▶ EXERCISE DIRECTIONS: How many of the lines that follow contain the word "color"? Give only the number.

▶ PROVIDED MATERIAL:
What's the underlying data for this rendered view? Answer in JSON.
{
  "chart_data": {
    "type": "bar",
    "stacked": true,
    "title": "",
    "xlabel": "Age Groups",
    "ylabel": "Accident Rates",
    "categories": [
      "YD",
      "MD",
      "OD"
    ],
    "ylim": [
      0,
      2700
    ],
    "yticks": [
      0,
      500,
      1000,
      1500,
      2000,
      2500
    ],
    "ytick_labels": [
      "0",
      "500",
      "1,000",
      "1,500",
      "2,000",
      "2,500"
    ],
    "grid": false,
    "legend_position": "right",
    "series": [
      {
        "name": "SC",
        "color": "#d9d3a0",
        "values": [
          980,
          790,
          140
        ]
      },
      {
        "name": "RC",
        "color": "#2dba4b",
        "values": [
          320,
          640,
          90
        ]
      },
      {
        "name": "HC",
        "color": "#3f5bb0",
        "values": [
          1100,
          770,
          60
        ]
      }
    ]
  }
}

▶ FINAL RESULT: 3